◆ **WRITTEN PROBLEM**: Search the data below for the word "text" and copy each line that holds it.

== INFORMATION SHOWN

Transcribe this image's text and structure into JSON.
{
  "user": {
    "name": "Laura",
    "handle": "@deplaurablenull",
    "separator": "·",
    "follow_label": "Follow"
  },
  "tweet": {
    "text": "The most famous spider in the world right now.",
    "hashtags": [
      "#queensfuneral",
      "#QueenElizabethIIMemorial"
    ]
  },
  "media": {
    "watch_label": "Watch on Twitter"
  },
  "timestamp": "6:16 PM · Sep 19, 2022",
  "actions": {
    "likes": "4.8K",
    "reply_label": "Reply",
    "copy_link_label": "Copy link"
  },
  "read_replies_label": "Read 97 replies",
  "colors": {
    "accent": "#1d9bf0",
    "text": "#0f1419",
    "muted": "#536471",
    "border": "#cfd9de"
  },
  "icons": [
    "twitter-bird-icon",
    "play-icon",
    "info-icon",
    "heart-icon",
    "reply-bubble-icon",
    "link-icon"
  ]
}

====

◆ **RESULT FOR THIS EXERCISE**:
Transcribe this image's text and structure into JSON.
    "text": "The most famous spider in the world right now.",
    "text": "#0f1419",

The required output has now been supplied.